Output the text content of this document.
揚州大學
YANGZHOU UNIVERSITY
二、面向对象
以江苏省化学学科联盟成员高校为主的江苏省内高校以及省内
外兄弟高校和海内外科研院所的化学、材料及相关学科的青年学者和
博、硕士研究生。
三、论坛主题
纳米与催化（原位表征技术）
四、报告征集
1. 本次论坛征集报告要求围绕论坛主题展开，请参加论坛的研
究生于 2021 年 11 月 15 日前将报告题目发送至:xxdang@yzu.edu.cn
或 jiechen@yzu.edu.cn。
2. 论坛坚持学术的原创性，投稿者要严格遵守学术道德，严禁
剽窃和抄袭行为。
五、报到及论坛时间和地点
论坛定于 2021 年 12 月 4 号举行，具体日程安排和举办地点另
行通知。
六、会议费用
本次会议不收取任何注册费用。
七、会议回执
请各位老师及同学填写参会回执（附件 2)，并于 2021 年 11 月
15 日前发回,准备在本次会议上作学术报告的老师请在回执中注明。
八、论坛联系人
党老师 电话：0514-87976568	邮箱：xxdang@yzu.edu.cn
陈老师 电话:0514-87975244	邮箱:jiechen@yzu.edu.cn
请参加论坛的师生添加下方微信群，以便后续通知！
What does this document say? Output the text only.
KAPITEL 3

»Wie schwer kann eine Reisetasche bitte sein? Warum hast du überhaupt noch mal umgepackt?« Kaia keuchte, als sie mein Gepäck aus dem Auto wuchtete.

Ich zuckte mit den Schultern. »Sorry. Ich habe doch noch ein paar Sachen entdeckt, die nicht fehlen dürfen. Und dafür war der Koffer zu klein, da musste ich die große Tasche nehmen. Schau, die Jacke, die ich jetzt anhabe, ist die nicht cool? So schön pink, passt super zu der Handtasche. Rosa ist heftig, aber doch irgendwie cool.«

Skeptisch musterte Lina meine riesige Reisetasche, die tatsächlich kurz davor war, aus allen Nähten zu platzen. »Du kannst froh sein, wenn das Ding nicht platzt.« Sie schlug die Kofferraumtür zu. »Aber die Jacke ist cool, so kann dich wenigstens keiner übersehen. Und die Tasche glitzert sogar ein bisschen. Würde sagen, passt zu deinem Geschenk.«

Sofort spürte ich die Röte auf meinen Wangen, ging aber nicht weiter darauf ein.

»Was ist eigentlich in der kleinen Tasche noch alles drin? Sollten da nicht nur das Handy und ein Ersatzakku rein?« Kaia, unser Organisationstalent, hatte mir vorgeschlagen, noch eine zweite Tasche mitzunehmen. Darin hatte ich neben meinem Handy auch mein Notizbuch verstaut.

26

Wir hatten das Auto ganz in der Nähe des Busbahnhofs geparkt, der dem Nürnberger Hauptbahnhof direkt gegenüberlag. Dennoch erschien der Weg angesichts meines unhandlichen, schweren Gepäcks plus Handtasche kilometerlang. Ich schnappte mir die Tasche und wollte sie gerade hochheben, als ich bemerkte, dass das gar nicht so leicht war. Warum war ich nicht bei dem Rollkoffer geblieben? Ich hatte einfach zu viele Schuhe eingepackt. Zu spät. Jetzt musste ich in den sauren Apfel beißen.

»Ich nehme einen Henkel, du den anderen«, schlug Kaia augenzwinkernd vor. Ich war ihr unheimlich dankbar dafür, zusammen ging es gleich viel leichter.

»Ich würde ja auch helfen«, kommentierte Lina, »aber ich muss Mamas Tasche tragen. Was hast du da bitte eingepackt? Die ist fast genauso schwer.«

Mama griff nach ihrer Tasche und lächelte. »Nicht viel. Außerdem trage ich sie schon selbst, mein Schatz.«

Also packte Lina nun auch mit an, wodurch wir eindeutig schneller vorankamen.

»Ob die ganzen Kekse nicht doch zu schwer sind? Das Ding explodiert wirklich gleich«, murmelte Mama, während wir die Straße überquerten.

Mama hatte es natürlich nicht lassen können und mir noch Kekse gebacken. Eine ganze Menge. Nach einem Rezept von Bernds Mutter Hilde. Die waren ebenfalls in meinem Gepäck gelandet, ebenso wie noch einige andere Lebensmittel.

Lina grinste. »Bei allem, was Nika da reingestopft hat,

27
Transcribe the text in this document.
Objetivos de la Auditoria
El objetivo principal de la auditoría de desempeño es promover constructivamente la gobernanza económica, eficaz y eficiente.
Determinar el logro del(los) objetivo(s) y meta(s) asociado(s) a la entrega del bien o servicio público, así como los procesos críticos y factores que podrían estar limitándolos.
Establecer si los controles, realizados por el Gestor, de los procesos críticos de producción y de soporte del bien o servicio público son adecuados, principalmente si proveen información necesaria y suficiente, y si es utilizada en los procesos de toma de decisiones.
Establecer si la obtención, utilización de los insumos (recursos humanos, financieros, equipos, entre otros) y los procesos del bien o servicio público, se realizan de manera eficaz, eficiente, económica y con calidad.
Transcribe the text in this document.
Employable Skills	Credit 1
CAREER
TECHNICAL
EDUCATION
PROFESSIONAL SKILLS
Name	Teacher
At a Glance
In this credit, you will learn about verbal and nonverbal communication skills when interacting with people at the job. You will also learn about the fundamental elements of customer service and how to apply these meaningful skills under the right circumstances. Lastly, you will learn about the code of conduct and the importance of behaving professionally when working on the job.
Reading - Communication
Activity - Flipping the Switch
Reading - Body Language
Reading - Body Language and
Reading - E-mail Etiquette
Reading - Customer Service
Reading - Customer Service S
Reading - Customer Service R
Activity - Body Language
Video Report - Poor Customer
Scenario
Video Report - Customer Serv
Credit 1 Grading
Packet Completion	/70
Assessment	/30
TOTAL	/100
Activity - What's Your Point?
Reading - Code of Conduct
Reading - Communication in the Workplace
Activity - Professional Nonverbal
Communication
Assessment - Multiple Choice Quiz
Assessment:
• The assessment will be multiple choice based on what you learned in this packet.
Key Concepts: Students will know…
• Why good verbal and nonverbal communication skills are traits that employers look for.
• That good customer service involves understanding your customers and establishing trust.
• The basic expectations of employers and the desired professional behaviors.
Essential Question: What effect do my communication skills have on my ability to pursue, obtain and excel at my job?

*Problem statement*
Word for word, restate all of the data shown above.

*Answer for this exercise*
Output the text content of this document.
揚州大學
YANGZHOU UNIVERSITY
二、面向对象
以江苏省化学学科联盟成员高校为主的江苏省内高校以及省内
外兄弟高校和海内外科研院所的化学、材料及相关学科的青年学者和
博、硕士研究生。
三、论坛主题
纳米与催化（原位表征技术）
四、报告征集
1. 本次论坛征集报告要求围绕论坛主题展开，请参加论坛的研
究生于 2021 年 11 月 15 日前将报告题目发送至:xxdang@yzu.edu.cn
或 jiechen@yzu.edu.cn。
2. 论坛坚持学术的原创性，投稿者要严格遵守学术道德，严禁
剽窃和抄袭行为。
五、报到及论坛时间和地点
论坛定于 2021 年 12 月 4 号举行，具体日程安排和举办地点另
行通知。
六、会议费用
本次会议不收取任何注册费用。
七、会议回执
请各位老师及同学填写参会回执（附件 2)，并于 2021 年 11 月
15 日前发回,准备在本次会议上作学术报告的老师请在回执中注明。
八、论坛联系人
党老师 电话：0514-87976568	邮箱：xxdang@yzu.edu.cn
陈老师 电话:0514-87975244	邮箱:jiechen@yzu.edu.cn
请参加论坛的师生添加下方微信群，以便后续通知！
What does this document say? Output the text only.
KAPITEL 3

»Wie schwer kann eine Reisetasche bitte sein? Warum hast du überhaupt noch mal umgepackt?« Kaia keuchte, als sie mein Gepäck aus dem Auto wuchtete.

Ich zuckte mit den Schultern. »Sorry. Ich habe doch noch ein paar Sachen entdeckt, die nicht fehlen dürfen. Und dafür war der Koffer zu klein, da musste ich die große Tasche nehmen. Schau, die Jacke, die ich jetzt anhabe, ist die nicht cool? So schön pink, passt super zu der Handtasche. Rosa ist heftig, aber doch irgendwie cool.«

Skeptisch musterte Lina meine riesige Reisetasche, die tatsächlich kurz davor war, aus allen Nähten zu platzen. »Du kannst froh sein, wenn das Ding nicht platzt.« Sie schlug die Kofferraumtür zu. »Aber die Jacke ist cool, so kann dich wenigstens keiner übersehen. Und die Tasche glitzert sogar ein bisschen. Würde sagen, passt zu deinem Geschenk.«

Sofort spürte ich die Röte auf meinen Wangen, ging aber nicht weiter darauf ein.

»Was ist eigentlich in der kleinen Tasche noch alles drin? Sollten da nicht nur das Handy und ein Ersatzakku rein?« Kaia, unser Organisationstalent, hatte mir vorgeschlagen, noch eine zweite Tasche mitzunehmen. Darin hatte ich neben meinem Handy auch mein Notizbuch verstaut.

26

Wir hatten das Auto ganz in der Nähe des Busbahnhofs geparkt, der dem Nürnberger Hauptbahnhof direkt gegenüberlag. Dennoch erschien der Weg angesichts meines unhandlichen, schweren Gepäcks plus Handtasche kilometerlang. Ich schnappte mir die Tasche und wollte sie gerade hochheben, als ich bemerkte, dass das gar nicht so leicht war. Warum war ich nicht bei dem Rollkoffer geblieben? Ich hatte einfach zu viele Schuhe eingepackt. Zu spät. Jetzt musste ich in den sauren Apfel beißen.

»Ich nehme einen Henkel, du den anderen«, schlug Kaia augenzwinkernd vor. Ich war ihr unheimlich dankbar dafür, zusammen ging es gleich viel leichter.

»Ich würde ja auch helfen«, kommentierte Lina, »aber ich muss Mamas Tasche tragen. Was hast du da bitte eingepackt? Die ist fast genauso schwer.«

Mama griff nach ihrer Tasche und lächelte. »Nicht viel. Außerdem trage ich sie schon selbst, mein Schatz.«

Also packte Lina nun auch mit an, wodurch wir eindeutig schneller vorankamen.

»Ob die ganzen Kekse nicht doch zu schwer sind? Das Ding explodiert wirklich gleich«, murmelte Mama, während wir die Straße überquerten.

Mama hatte es natürlich nicht lassen können und mir noch Kekse gebacken. Eine ganze Menge. Nach einem Rezept von Bernds Mutter Hilde. Die waren ebenfalls in meinem Gepäck gelandet, ebenso wie noch einige andere Lebensmittel.

Lina grinste. »Bei allem, was Nika da reingestopft hat,

27
Transcribe the text in this document.
Objetivos de la Auditoria
El objetivo principal de la auditoría de desempeño es promover constructivamente la gobernanza económica, eficaz y eficiente.
Determinar el logro del(los) objetivo(s) y meta(s) asociado(s) a la entrega del bien o servicio público, así como los procesos críticos y factores que podrían estar limitándolos.
Establecer si los controles, realizados por el Gestor, de los procesos críticos de producción y de soporte del bien o servicio público son adecuados, principalmente si proveen información necesaria y suficiente, y si es utilizada en los procesos de toma de decisiones.
Establecer si la obtención, utilización de los insumos (recursos humanos, financieros, equipos, entre otros) y los procesos del bien o servicio público, se realizan de manera eficaz, eficiente, económica y con calidad.
Transcribe the text in this document.
Employable Skills	Credit 1
CAREER
TECHNICAL
EDUCATION
PROFESSIONAL SKILLS
Name	Teacher
At a Glance
In this credit, you will learn about verbal and nonverbal communication skills when interacting with people at the job. You will also learn about the fundamental elements of customer service and how to apply these meaningful skills under the right circumstances. Lastly, you will learn about the code of conduct and the importance of behaving professionally when working on the job.
Reading - Communication
Activity - Flipping the Switch
Reading - Body Language
Reading - Body Language and
Reading - E-mail Etiquette
Reading - Customer Service
Reading - Customer Service S
Reading - Customer Service R
Activity - Body Language
Video Report - Poor Customer
Scenario
Video Report - Customer Serv
Credit 1 Grading
Packet Completion	/70
Assessment	/30
TOTAL	/100
Activity - What's Your Point?
Reading - Code of Conduct
Reading - Communication in the Workplace
Activity - Professional Nonverbal
Communication
Assessment - Multiple Choice Quiz
Assessment:
• The assessment will be multiple choice based on what you learned in this packet.
Key Concepts: Students will know…
• Why good verbal and nonverbal communication skills are traits that employers look for.
• That good customer service involves understanding your customers and establishing trust.
• The basic expectations of employers and the desired professional behaviors.
Essential Question: What effect do my communication skills have on my ability to pursue, obtain and excel at my job?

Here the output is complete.